• _TO BE DONE_: Convert the entries below into a single numbered list with one line per item, leaving out any blank lines.

• _ENTRIES SUPPLIED_:

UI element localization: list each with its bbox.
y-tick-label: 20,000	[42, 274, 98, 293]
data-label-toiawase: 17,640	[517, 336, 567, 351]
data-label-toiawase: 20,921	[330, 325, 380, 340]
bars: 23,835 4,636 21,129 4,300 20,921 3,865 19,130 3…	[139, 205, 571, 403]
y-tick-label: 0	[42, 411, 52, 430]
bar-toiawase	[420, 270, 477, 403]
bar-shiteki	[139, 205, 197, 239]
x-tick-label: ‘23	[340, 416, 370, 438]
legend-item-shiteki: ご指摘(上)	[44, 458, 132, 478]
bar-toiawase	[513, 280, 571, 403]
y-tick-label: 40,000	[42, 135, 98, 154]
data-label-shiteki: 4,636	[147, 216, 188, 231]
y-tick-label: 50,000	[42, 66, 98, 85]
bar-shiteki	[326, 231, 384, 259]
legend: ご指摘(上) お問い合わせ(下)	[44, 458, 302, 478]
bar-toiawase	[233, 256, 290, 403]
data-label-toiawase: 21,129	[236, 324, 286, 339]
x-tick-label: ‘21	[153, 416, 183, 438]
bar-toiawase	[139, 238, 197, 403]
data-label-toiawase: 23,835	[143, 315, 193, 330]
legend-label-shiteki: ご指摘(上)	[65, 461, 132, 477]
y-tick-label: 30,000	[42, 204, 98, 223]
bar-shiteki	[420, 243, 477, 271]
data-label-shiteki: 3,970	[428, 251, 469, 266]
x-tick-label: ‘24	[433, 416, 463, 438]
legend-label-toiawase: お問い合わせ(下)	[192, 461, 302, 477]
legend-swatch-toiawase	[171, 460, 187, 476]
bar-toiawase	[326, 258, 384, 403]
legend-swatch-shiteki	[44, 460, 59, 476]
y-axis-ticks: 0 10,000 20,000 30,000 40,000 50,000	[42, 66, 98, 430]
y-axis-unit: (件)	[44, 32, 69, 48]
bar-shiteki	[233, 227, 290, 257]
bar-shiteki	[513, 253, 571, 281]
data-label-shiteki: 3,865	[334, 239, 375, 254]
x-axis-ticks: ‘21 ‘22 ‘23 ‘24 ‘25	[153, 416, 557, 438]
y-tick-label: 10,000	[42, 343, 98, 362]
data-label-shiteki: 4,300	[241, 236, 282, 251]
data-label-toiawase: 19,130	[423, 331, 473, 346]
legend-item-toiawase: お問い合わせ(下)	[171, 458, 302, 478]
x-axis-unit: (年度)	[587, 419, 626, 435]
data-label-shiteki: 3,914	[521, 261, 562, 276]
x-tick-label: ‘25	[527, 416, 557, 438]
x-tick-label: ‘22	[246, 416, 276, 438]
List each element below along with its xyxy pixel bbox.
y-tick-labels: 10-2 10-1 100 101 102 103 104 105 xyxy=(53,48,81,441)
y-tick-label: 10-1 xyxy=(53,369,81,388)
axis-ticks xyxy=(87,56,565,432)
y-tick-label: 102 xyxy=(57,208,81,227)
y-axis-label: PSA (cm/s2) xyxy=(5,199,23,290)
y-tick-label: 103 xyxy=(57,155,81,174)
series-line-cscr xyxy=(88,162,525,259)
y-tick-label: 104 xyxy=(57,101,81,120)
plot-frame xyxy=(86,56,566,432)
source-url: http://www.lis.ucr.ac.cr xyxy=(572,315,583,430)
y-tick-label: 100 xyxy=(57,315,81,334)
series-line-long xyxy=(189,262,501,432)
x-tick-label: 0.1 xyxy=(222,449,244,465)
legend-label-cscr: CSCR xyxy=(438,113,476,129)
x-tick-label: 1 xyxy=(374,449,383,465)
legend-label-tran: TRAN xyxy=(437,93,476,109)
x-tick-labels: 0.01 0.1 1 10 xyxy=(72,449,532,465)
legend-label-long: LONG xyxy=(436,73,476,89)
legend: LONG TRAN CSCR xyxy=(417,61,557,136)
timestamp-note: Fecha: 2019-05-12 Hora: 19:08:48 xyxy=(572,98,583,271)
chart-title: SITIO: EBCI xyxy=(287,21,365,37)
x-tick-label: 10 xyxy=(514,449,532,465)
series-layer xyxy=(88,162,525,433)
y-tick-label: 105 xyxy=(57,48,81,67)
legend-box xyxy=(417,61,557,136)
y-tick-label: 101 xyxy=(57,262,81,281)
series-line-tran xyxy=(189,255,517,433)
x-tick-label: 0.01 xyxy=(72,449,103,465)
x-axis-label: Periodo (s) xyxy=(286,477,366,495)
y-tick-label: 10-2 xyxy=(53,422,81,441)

• _RESULT OF THE TASK_:
1. UI element localization: list each with its bbox.
2. y-tick-label: 20,000	[42, 274, 98, 293]
3. data-label-toiawase: 17,640	[517, 336, 567, 351]
4. data-label-toiawase: 20,921	[330, 325, 380, 340]
5. bars: 23,835 4,636 21,129 4,300 20,921 3,865 19,130 3…	[139, 205, 571, 403]
6. y-tick-label: 0	[42, 411, 52, 430]
7. bar-toiawase	[420, 270, 477, 403]
8. bar-shiteki	[139, 205, 197, 239]
9. x-tick-label: ‘23	[340, 416, 370, 438]
10. legend-item-shiteki: ご指摘(上)	[44, 458, 132, 478]
11. bar-toiawase	[513, 280, 571, 403]
12. y-tick-label: 40,000	[42, 135, 98, 154]
13. data-label-shiteki: 4,636	[147, 216, 188, 231]
14. y-tick-label: 50,000	[42, 66, 98, 85]
15. bar-shiteki	[326, 231, 384, 259]
16. legend: ご指摘(上) お問い合わせ(下)	[44, 458, 302, 478]
17. bar-toiawase	[233, 256, 290, 403]
18. data-label-toiawase: 21,129	[236, 324, 286, 339]
19. x-tick-label: ‘21	[153, 416, 183, 438]
20. bar-toiawase	[139, 238, 197, 403]
21. data-label-toiawase: 23,835	[143, 315, 193, 330]
22. legend-label-shiteki: ご指摘(上)	[65, 461, 132, 477]
23. y-tick-label: 30,000	[42, 204, 98, 223]
24. bar-shiteki	[420, 243, 477, 271]
25. data-label-shiteki: 3,970	[428, 251, 469, 266]
26. x-tick-label: ‘24	[433, 416, 463, 438]
27. legend-label-toiawase: お問い合わせ(下)	[192, 461, 302, 477]
28. legend-swatch-toiawase	[171, 460, 187, 476]
29. bar-toiawase	[326, 258, 384, 403]
30. legend-swatch-shiteki	[44, 460, 59, 476]
31. y-axis-ticks: 0 10,000 20,000 30,000 40,000 50,000	[42, 66, 98, 430]
32. y-axis-unit: (件)	[44, 32, 69, 48]
33. bar-shiteki	[233, 227, 290, 257]
34. bar-shiteki	[513, 253, 571, 281]
35. data-label-shiteki: 3,865	[334, 239, 375, 254]
36. x-axis-ticks: ‘21 ‘22 ‘23 ‘24 ‘25	[153, 416, 557, 438]
37. y-tick-label: 10,000	[42, 343, 98, 362]
38. data-label-shiteki: 4,300	[241, 236, 282, 251]
39. data-label-toiawase: 19,130	[423, 331, 473, 346]
40. legend-item-toiawase: お問い合わせ(下)	[171, 458, 302, 478]
41. x-axis-unit: (年度)	[587, 419, 626, 435]
42. data-label-shiteki: 3,914	[521, 261, 562, 276]
43. x-tick-label: ‘25	[527, 416, 557, 438]
44. x-tick-label: ‘22	[246, 416, 276, 438]
45. List each element below along with its xyxy pixel bbox.
46. y-tick-labels: 10-2 10-1 100 101 102 103 104 105 xyxy=(53,48,81,441)
47. y-tick-label: 10-1 xyxy=(53,369,81,388)
48. axis-ticks xyxy=(87,56,565,432)
49. y-tick-label: 102 xyxy=(57,208,81,227)
50. y-axis-label: PSA (cm/s2) xyxy=(5,199,23,290)
51. y-tick-label: 103 xyxy=(57,155,81,174)
52. series-line-cscr xyxy=(88,162,525,259)
53. y-tick-label: 104 xyxy=(57,101,81,120)
54. plot-frame xyxy=(86,56,566,432)
55. source-url: http://www.lis.ucr.ac.cr xyxy=(572,315,583,430)
56. y-tick-label: 100 xyxy=(57,315,81,334)
57. series-line-long xyxy=(189,262,501,432)
58. x-tick-label: 0.1 xyxy=(222,449,244,465)
59. legend-label-cscr: CSCR xyxy=(438,113,476,129)
60. x-tick-label: 1 xyxy=(374,449,383,465)
61. legend-label-tran: TRAN xyxy=(437,93,476,109)
62. x-tick-labels: 0.01 0.1 1 10 xyxy=(72,449,532,465)
63. legend-label-long: LONG xyxy=(436,73,476,89)
64. legend: LONG TRAN CSCR xyxy=(417,61,557,136)
65. timestamp-note: Fecha: 2019-05-12 Hora: 19:08:48 xyxy=(572,98,583,271)
66. chart-title: SITIO: EBCI xyxy=(287,21,365,37)
67. x-tick-label: 10 xyxy=(514,449,532,465)
68. series-layer xyxy=(88,162,525,433)
69. y-tick-label: 105 xyxy=(57,48,81,67)
70. legend-box xyxy=(417,61,557,136)
71. y-tick-label: 101 xyxy=(57,262,81,281)
72. series-line-tran xyxy=(189,255,517,433)
73. x-tick-label: 0.01 xyxy=(72,449,103,465)
74. x-axis-label: Periodo (s) xyxy=(286,477,366,495)
75. y-tick-label: 10-2 xyxy=(53,422,81,441)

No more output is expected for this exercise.